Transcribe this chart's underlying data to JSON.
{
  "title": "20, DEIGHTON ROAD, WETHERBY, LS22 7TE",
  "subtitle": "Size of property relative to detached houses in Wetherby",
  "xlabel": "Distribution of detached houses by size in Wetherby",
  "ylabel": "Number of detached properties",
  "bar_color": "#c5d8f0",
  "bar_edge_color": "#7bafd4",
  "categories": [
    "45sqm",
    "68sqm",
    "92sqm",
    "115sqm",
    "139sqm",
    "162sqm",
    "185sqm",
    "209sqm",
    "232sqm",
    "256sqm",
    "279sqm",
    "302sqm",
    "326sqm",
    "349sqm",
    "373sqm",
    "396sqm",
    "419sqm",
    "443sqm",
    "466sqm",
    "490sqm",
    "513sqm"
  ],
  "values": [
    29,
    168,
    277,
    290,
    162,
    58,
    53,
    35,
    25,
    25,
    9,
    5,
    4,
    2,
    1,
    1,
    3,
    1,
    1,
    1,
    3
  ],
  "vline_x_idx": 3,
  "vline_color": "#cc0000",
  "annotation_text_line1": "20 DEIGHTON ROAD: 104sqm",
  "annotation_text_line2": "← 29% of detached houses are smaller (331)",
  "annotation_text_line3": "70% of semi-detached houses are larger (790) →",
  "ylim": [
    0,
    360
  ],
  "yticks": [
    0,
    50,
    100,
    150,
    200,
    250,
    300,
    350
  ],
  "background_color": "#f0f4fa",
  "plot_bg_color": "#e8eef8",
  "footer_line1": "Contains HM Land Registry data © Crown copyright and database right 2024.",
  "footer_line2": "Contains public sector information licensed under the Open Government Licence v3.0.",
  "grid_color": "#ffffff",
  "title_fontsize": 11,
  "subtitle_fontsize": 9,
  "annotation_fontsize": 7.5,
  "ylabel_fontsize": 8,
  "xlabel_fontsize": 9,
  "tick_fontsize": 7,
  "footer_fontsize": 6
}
########
▸ Task requirements
Copy out all lines where the word "data" appears.

▸ Answer to the task
Transcribe this chart's underlying data to JSON.
  "footer_line1": "Contains HM Land Registry data © Crown copyright and database right 2024.",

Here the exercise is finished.